**** Exercise inputs

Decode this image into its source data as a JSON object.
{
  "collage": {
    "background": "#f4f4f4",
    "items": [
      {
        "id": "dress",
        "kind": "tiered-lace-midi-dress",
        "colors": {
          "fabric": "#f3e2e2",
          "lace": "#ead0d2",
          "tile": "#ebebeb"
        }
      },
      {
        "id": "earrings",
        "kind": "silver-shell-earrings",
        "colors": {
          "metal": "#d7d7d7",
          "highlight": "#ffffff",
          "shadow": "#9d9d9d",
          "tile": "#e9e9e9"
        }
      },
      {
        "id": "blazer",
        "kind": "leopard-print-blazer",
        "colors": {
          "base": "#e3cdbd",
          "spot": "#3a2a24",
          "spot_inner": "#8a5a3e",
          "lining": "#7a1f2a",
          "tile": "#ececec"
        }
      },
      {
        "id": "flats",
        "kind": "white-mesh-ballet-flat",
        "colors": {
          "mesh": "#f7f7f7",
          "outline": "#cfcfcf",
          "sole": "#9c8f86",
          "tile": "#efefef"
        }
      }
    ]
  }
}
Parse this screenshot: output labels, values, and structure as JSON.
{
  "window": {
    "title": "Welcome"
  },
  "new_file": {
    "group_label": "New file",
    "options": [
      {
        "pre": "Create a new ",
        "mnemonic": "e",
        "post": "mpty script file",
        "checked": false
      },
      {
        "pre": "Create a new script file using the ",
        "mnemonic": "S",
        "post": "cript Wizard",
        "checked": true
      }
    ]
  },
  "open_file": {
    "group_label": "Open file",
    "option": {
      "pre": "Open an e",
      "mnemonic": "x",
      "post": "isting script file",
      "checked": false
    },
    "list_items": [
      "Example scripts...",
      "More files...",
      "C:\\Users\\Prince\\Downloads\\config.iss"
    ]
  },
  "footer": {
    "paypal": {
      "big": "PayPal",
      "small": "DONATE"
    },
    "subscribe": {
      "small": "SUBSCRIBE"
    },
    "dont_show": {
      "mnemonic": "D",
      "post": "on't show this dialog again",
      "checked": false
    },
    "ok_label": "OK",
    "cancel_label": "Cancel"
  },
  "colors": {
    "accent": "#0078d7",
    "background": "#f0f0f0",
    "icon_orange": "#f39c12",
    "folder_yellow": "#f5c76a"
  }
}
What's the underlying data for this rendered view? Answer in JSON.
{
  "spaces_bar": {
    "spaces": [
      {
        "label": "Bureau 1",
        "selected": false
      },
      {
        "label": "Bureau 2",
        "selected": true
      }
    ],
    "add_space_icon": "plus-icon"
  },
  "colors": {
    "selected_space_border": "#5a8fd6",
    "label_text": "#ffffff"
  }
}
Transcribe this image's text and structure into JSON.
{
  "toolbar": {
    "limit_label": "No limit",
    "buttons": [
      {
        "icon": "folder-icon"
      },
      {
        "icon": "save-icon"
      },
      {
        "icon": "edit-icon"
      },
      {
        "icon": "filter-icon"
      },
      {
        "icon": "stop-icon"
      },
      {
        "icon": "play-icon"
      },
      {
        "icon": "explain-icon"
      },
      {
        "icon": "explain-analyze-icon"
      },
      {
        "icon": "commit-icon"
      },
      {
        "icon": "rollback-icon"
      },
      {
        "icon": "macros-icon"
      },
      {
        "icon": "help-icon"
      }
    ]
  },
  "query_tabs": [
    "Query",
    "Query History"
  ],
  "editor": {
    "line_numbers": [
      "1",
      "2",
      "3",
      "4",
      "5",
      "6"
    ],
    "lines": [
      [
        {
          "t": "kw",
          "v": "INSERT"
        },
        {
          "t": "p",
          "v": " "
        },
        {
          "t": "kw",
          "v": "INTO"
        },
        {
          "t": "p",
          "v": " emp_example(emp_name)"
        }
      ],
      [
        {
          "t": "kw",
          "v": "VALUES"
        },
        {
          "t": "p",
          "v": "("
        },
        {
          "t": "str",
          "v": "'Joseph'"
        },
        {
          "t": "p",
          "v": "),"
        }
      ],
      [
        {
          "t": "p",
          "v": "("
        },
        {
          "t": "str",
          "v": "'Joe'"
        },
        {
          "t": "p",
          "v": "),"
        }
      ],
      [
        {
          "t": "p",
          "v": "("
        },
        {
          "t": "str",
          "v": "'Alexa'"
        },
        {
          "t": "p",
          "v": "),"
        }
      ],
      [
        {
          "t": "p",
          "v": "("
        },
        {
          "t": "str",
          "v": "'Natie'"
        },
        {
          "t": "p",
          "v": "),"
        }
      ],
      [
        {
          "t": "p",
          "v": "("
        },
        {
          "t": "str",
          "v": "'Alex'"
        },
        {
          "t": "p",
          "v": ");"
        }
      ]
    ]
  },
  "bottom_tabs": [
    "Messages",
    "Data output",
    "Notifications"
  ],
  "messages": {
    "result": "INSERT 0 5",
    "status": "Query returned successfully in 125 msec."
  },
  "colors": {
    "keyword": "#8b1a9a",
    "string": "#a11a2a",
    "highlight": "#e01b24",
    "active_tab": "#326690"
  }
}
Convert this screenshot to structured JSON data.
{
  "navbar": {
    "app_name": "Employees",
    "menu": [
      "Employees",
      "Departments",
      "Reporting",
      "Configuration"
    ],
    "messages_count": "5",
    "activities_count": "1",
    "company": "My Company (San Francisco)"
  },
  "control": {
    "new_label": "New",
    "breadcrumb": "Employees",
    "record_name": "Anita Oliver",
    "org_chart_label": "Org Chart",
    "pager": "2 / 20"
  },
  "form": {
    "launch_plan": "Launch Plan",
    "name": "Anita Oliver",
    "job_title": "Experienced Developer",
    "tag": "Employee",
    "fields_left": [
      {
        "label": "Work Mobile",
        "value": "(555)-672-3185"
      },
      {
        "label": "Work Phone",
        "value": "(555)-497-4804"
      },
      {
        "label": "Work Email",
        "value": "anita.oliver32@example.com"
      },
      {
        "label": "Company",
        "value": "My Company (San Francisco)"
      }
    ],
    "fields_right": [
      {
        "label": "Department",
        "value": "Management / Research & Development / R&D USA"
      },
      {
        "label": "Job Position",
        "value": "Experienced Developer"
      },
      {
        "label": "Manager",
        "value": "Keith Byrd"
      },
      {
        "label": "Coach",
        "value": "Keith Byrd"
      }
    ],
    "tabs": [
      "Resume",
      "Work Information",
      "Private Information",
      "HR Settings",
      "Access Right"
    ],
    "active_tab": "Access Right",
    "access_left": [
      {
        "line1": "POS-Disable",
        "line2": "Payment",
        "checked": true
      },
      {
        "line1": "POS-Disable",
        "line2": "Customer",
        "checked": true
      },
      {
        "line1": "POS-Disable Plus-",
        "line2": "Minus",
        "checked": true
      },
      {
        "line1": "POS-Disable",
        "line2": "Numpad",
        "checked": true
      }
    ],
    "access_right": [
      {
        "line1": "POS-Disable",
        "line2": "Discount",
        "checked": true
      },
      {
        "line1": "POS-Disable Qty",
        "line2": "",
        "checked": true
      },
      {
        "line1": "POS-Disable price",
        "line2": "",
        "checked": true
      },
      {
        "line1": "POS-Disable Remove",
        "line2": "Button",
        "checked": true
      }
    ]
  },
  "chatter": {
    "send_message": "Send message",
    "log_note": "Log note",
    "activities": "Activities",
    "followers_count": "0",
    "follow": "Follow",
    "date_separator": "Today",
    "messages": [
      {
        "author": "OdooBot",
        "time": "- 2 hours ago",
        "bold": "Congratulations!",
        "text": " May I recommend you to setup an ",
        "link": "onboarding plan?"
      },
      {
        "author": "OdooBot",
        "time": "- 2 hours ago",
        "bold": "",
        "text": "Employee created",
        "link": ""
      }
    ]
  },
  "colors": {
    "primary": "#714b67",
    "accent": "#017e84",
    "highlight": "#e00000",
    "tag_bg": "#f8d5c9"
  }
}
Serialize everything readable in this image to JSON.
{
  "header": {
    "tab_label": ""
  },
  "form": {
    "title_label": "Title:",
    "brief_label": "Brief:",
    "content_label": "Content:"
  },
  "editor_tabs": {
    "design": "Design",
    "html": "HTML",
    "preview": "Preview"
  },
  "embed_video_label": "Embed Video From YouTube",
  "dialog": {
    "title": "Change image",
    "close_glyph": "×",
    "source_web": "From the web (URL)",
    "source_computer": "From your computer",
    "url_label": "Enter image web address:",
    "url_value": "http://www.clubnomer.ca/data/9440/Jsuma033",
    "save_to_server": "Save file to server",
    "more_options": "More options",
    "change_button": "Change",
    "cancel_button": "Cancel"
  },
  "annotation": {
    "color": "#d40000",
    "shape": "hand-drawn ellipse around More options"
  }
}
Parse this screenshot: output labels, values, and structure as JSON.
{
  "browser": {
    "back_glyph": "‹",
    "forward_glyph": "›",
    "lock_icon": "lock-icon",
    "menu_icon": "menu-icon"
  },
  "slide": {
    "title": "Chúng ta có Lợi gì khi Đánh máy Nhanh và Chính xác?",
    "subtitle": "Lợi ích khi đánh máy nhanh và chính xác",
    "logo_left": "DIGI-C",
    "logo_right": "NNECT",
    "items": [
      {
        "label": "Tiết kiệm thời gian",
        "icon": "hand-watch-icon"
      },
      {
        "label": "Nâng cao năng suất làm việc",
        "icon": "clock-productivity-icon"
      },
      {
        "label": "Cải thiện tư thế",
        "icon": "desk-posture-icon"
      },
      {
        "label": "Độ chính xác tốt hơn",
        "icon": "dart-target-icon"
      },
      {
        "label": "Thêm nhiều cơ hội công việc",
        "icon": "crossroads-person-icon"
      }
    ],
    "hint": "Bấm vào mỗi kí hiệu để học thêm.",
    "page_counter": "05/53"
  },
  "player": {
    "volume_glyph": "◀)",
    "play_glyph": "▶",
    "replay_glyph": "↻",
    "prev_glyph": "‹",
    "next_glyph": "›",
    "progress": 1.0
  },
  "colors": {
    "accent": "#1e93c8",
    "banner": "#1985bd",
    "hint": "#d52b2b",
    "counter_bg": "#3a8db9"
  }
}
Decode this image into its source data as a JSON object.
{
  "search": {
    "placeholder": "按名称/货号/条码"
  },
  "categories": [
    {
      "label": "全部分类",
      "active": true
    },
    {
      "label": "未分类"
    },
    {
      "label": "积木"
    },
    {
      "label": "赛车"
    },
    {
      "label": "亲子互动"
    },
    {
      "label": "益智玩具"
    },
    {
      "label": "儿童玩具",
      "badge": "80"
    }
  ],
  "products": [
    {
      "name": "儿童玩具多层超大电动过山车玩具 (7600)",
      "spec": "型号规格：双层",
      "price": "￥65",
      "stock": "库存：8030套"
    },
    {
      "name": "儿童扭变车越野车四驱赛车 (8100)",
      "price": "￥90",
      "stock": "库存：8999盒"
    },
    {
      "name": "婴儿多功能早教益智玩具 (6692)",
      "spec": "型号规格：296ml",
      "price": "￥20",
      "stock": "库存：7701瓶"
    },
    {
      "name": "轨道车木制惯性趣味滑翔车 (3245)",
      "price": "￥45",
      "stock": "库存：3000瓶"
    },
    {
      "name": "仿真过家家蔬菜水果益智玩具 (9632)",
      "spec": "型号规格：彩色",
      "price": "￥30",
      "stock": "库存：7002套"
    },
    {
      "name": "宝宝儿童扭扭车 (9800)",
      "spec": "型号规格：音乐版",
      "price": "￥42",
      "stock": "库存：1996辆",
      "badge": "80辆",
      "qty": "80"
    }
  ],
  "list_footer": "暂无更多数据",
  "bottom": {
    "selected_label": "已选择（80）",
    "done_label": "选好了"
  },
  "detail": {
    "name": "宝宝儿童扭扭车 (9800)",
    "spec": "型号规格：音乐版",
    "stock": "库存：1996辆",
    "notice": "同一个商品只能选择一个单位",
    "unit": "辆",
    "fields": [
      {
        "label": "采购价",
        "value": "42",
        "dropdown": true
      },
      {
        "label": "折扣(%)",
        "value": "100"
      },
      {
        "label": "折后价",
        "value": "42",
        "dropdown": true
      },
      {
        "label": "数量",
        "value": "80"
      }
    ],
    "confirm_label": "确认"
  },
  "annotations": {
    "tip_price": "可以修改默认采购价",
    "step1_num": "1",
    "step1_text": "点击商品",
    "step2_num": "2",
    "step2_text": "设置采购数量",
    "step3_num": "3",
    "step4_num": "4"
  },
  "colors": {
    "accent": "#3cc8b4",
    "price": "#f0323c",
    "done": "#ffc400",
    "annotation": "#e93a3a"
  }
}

********

Exercise requirements | Of the lines above, how many include the word "stock"? Reply with the number alone.

Response | 7